*PROBLEM TO SOLVE*
Look for the string "President" in the lines and copy each line that has it.

********

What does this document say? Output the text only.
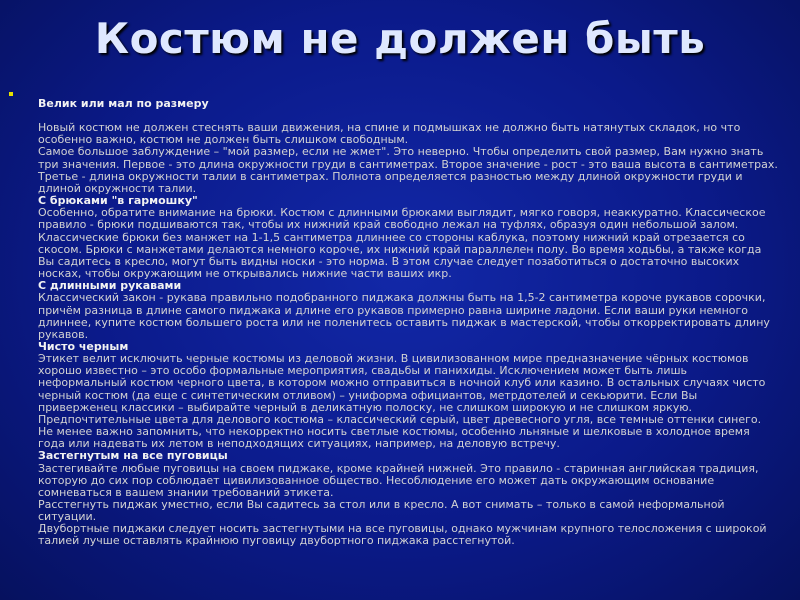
Костюм не должен быть

Велик или мал по размеру

Новый костюм не должен стеснять ваши движения, на спине и подмышках не должно быть натянутых складок, но что особенно важно, костюм не должен быть слишком свободным.

Самое большое заблуждение – "мой размер, если не жмет". Это неверно. Чтобы определить свой размер, Вам нужно знать три значения. Первое - это длина окружности груди в сантиметрах. Второе значение - рост - это ваша высота в сантиметрах. Третье - длина окружности талии в сантиметрах. Полнота определяется разностью между длиной окружности груди и длиной окружности талии.

С брюками "в гармошку"

Особенно, обратите внимание на брюки. Костюм с длинными брюками выглядит, мягко говоря, неаккуратно. Классическое правило - брюки подшиваются так, чтобы их нижний край свободно лежал на туфлях, образуя один небольшой залом. Классические брюки без манжет на 1-1,5 сантиметра длиннее со стороны каблука, поэтому нижний край отрезается со скосом. Брюки с манжетами делаются немного короче, их нижний край параллелен полу. Во время ходьбы, а также когда Вы садитесь в кресло, могут быть видны носки - это норма. В этом случае следует позаботиться о достаточно высоких носках, чтобы окружающим не открывались нижние части ваших икр.

С длинными рукавами

Классический закон - рукава правильно подобранного пиджака должны быть на 1,5-2 сантиметра короче рукавов сорочки, причём разница в длине самого пиджака и длине его рукавов примерно равна ширине ладони. Если ваши руки немного длиннее, купите костюм большего роста или не поленитесь оставить пиджак в мастерской, чтобы откорректировать длину рукавов.

Чисто черным

Этикет велит исключить черные костюмы из деловой жизни. В цивилизованном мире предназначение чёрных костюмов хорошо известно – это особо формальные мероприятия, свадьбы и панихиды. Исключением может быть лишь неформальный костюм черного цвета, в котором можно отправиться в ночной клуб или казино. В остальных случаях чисто черный костюм (да еще с синтетическим отливом) – униформа официантов, метрдотелей и секьюрити. Если Вы приверженец классики – выбирайте черный в деликатную полоску, не слишком широкую и не слишком яркую. Предпочтительные цвета для делового костюма – классический серый, цвет древесного угля, все темные оттенки синего.

Не менее важно запомнить, что некорректно носить светлые костюмы, особенно льняные и шелковые в холодное время года или надевать их летом в неподходящих ситуациях, например, на деловую встречу.

Застегнутым на все пуговицы

Застегивайте любые пуговицы на своем пиджаке, кроме крайней нижней. Это правило - старинная английская традиция, которую до сих пор соблюдает цивилизованное общество. Несоблюдение его может дать окружающим основание сомневаться в вашем знании требований этикета.

Расстегнуть пиджак уместно, если Вы садитесь за стол или в кресло. А вот снимать – только в самой неформальной ситуации.

Двубортные пиджаки следует носить застегнутыми на все пуговицы, однако мужчинам крупного телосложения с широкой талией лучше оставлять крайнюю пуговицу двубортного пиджака расстегнутой.
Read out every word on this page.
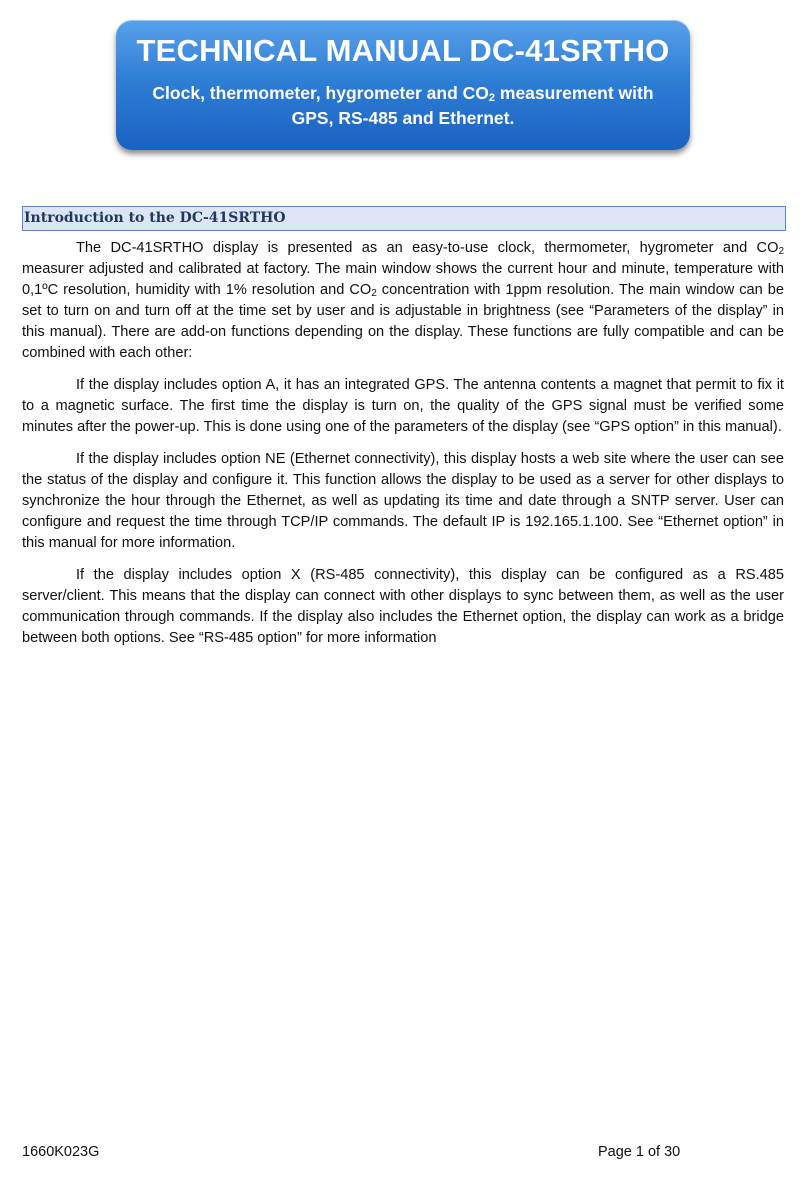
TECHNICAL MANUAL DC-41SRTHO
Clock, thermometer, hygrometer and $CO_2$ measurement with GPS, RS-485 and Ethernet.
Introduction to the DC-41SRTHO

The DC-41SRTHO display is presented as an easy-to-use clock, thermometer, hygrometer and $CO_2$ measurer adjusted and calibrated at factory. The main window shows the current hour and minute, temperature with 0,1ºC resolution, humidity with 1% resolution and $CO_2$ concentration with 1ppm resolution. The main window can be set to turn on and turn off at the time set by user and is adjustable in brightness (see “Parameters of the display” in this manual). There are add-on functions depending on the display. These functions are fully compatible and can be combined with each other:

If the display includes option A, it has an integrated GPS. The antenna contents a magnet that permit to fix it to a magnetic surface. The first time the display is turn on, the quality of the GPS signal must be verified some minutes after the power-up. This is done using one of the parameters of the display (see “GPS option” in this manual).

If the display includes option NE (Ethernet connectivity), this display hosts a web site where the user can see the status of the display and configure it. This function allows the display to be used as a server for other displays to synchronize the hour through the Ethernet, as well as updating its time and date through a SNTP server. User can configure and request the time through TCP/IP commands. The default IP is 192.165.1.100. See “Ethernet option” in this manual for more information.

If the display includes option X (RS-485 connectivity), this display can be configured as a RS.485 server/client. This means that the display can connect with other displays to sync between them, as well as the user communication through commands. If the display also includes the Ethernet option, the display can work as a bridge between both options. See “RS-485 option” for more information

1660K023G	Page 1 of 30
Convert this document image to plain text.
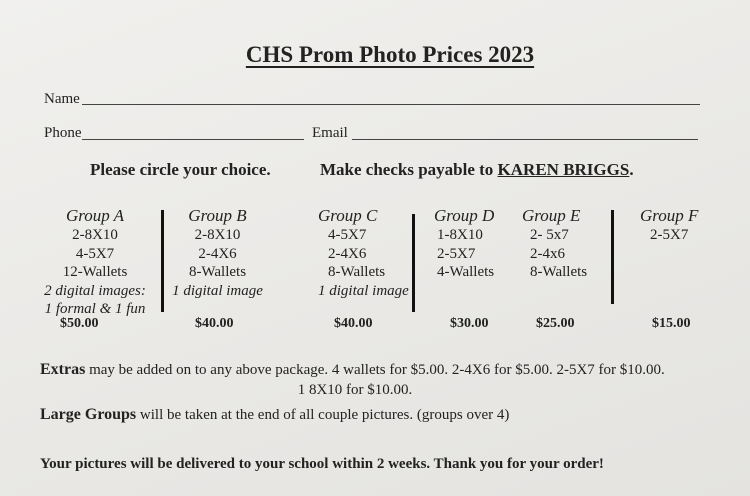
CHS Prom Photo Prices 2023
Name
Phone	Email
Please circle your choice.	Make checks payable to KAREN BRIGGS.
Group A
2-8X10
4-5X7
12-Wallets
2 digital images:
1 formal & 1 fun
$50.00
Group B
2-8X10
2-4X6
8-Wallets
1 digital image
$40.00
Group C
4-5X7
2-4X6
8-Wallets
1 digital image
$40.00
Group D
1-8X10
2-5X7
4-Wallets
$30.00
Group E
2- 5x7
2-4x6
8-Wallets
$25.00
Group F
2-5X7
$15.00
Extras may be added on to any above package. 4 wallets for $5.00. 2-4X6 for $5.00. 2-5X7 for $10.00.
1 8X10 for $10.00.
Large Groups will be taken at the end of all couple pictures. (groups over 4)
Your pictures will be delivered to your school within 2 weeks. Thank you for your order!
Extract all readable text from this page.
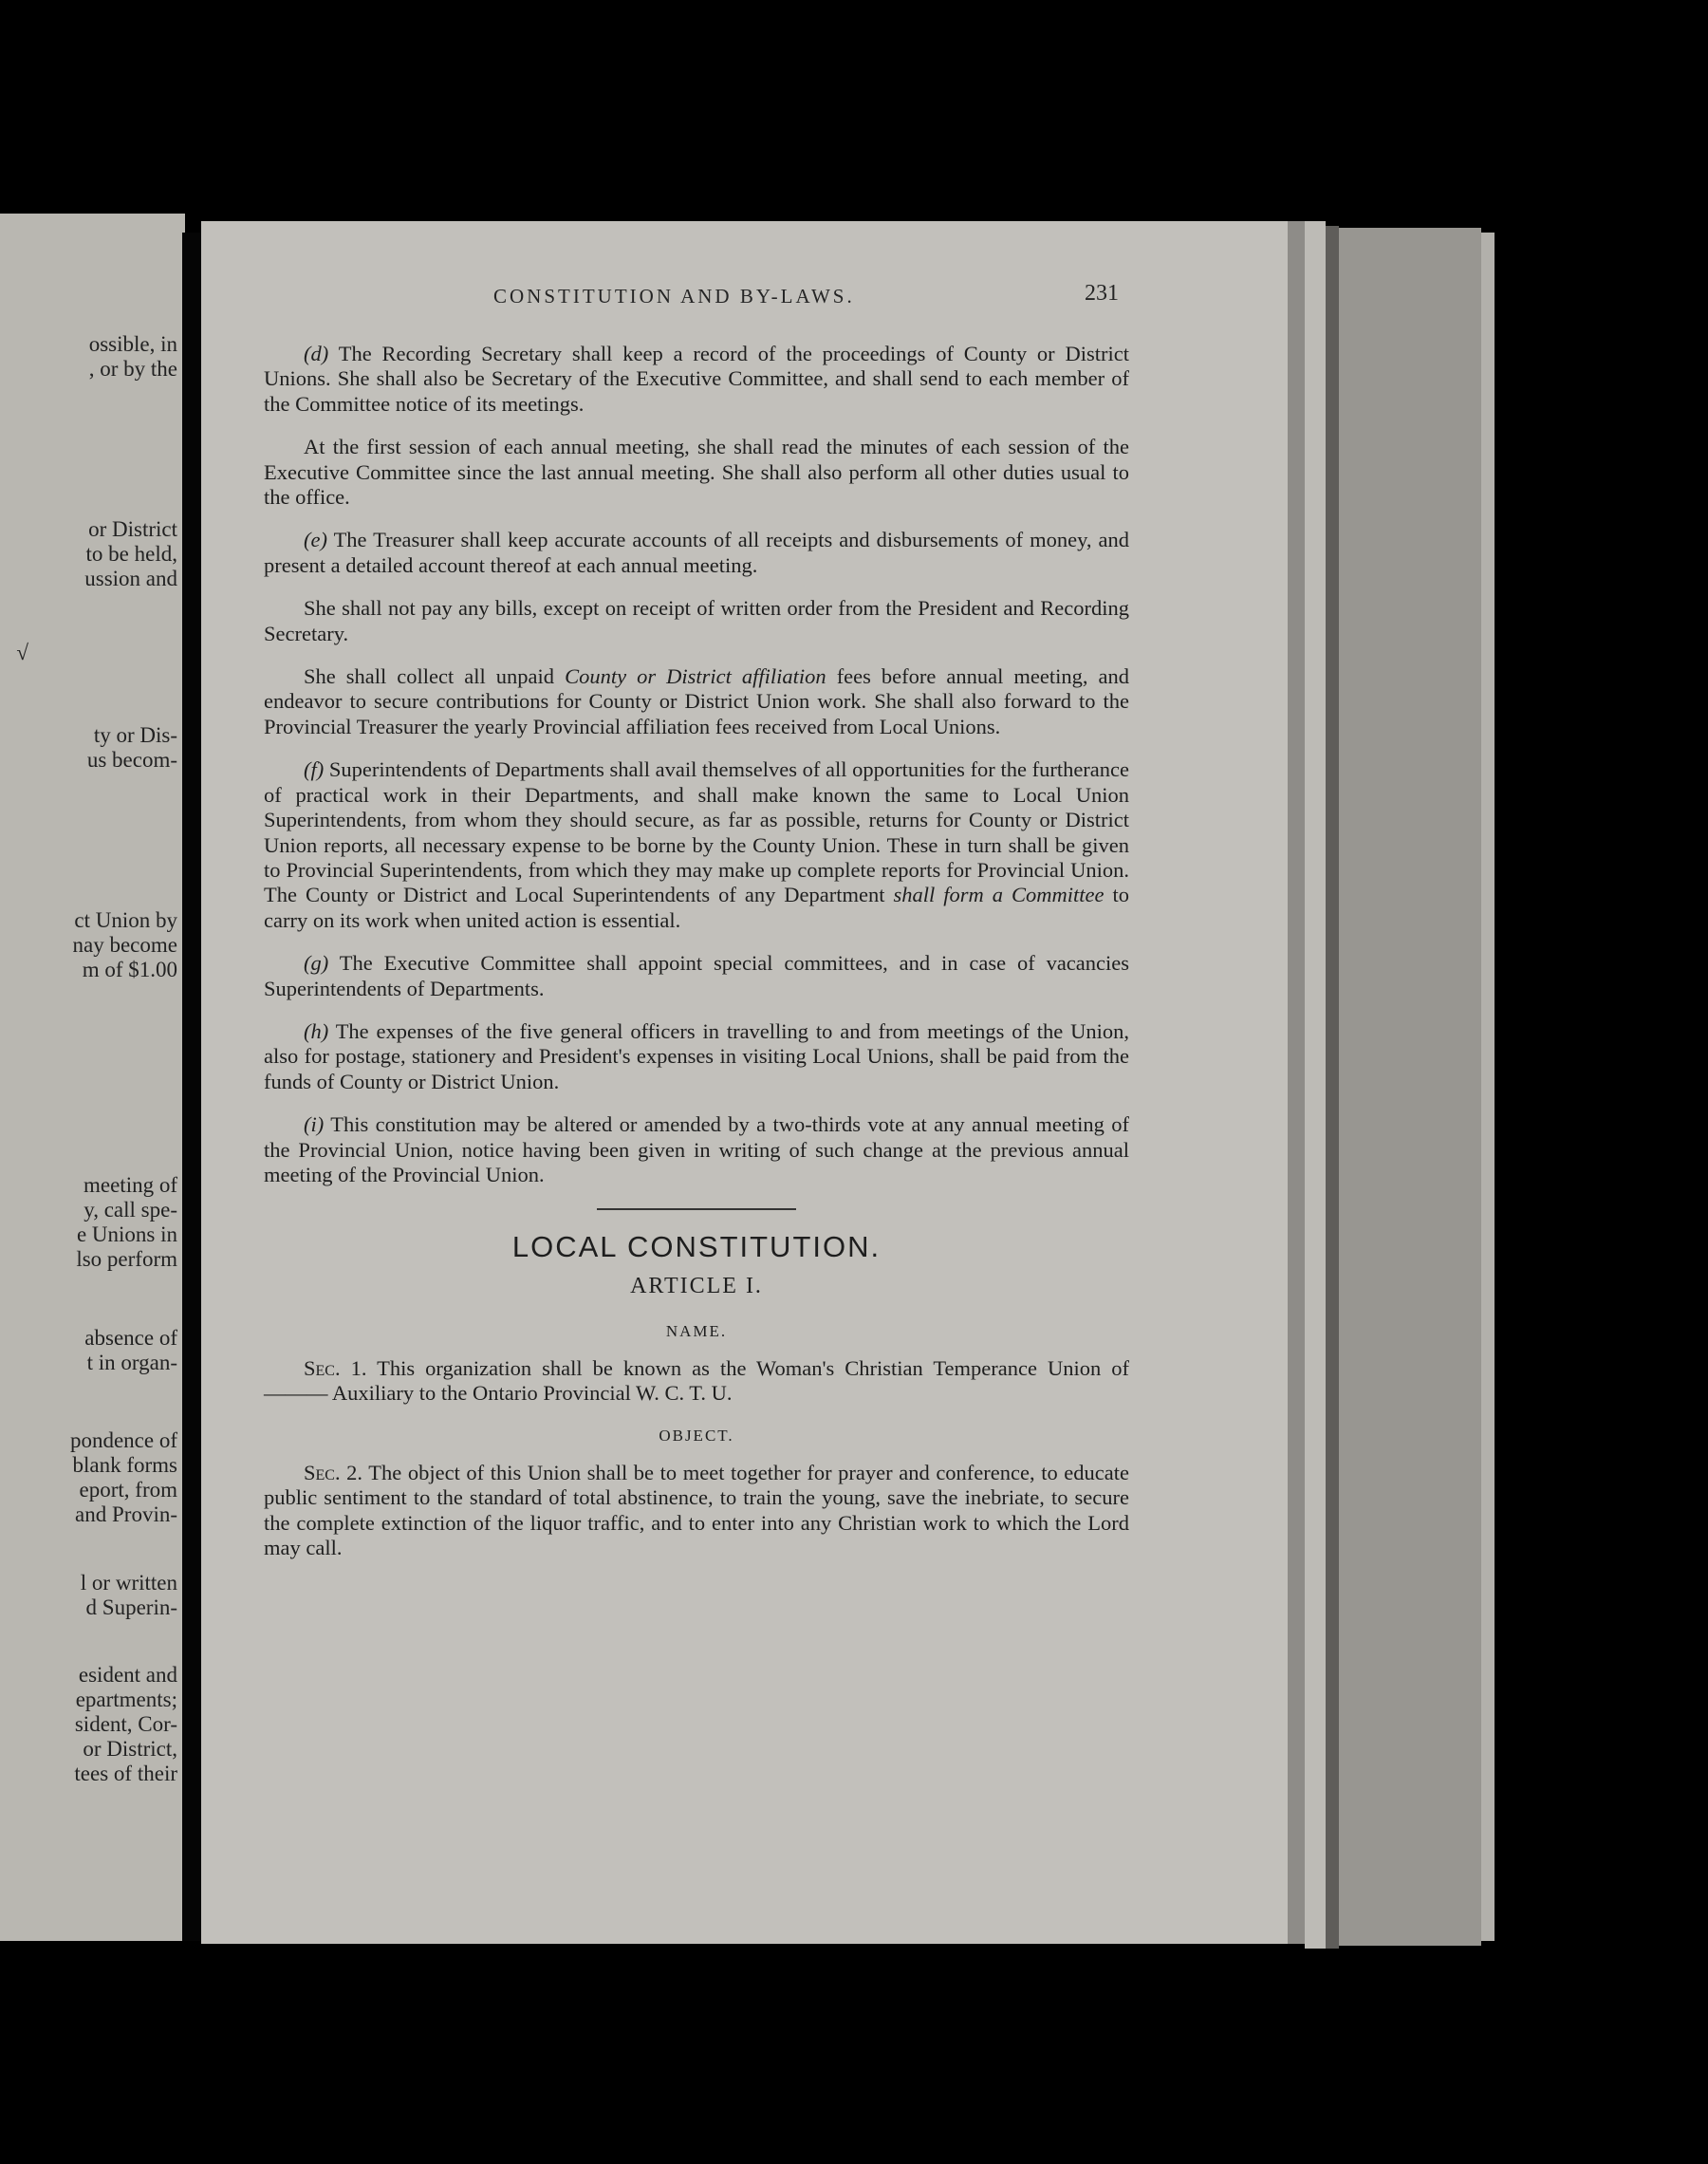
ossible, in
, or by the
or District
to be held,
ussion and
√
ty or Dis-
us becom-
ct Union by
nay become
m of $1.00
meeting of
y, call spe-
e Unions in
lso perform
absence of
t in organ-
pondence of
blank forms
eport, from
and Provin-
l or written
d Superin-
esident and
epartments;
sident, Cor-
or District,
tees of their
CONSTITUTION AND BY-LAWS.	231

(d) The Recording Secretary shall keep a record of the proceedings of County or District Unions. She shall also be Secretary of the Executive Committee, and shall send to each member of the Committee notice of its meetings.

At the first session of each annual meeting, she shall read the minutes of each session of the Executive Committee since the last annual meeting. She shall also perform all other duties usual to the office.

(e) The Treasurer shall keep accurate accounts of all receipts and disbursements of money, and present a detailed account thereof at each annual meeting.

She shall not pay any bills, except on receipt of written order from the President and Recording Secretary.

She shall collect all unpaid County or District affiliation fees before annual meeting, and endeavor to secure contributions for County or District Union work. She shall also forward to the Provincial Treasurer the yearly Provincial affiliation fees received from Local Unions.

(f) Superintendents of Departments shall avail themselves of all opportunities for the furtherance of practical work in their Departments, and shall make known the same to Local Union Superintendents, from whom they should secure, as far as possible, returns for County or District Union reports, all necessary expense to be borne by the County Union. These in turn shall be given to Provincial Superintendents, from which they may make up complete reports for Provincial Union. The County or District and Local Superintendents of any Department shall form a Committee to carry on its work when united action is essential.

(g) The Executive Committee shall appoint special committees, and in case of vacancies Superintendents of Departments.

(h) The expenses of the five general officers in travelling to and from meetings of the Union, also for postage, stationery and President's expenses in visiting Local Unions, shall be paid from the funds of County or District Union.

(i) This constitution may be altered or amended by a two-thirds vote at any annual meeting of the Provincial Union, notice having been given in writing of such change at the previous annual meeting of the Provincial Union.

LOCAL CONSTITUTION.
ARTICLE I.
NAME.

Sec. 1. This organization shall be known as the Woman's Christian Temperance Union of ——— Auxiliary to the Ontario Provincial W. C. T. U.

OBJECT.

Sec. 2. The object of this Union shall be to meet together for prayer and conference, to educate public sentiment to the standard of total abstinence, to train the young, save the inebriate, to secure the complete extinction of the liquor traffic, and to enter into any Christian work to which the Lord may call.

********

*EXERCISE RESPONSE*
She shall not pay any bills, except on receipt of written order from the President and Recording Secretary.
(h) The expenses of the five general officers in travelling to and from meetings of the Union, also for postage, stationery and President's expenses in visiting Local Unions, shall be paid from the funds of County or District Union.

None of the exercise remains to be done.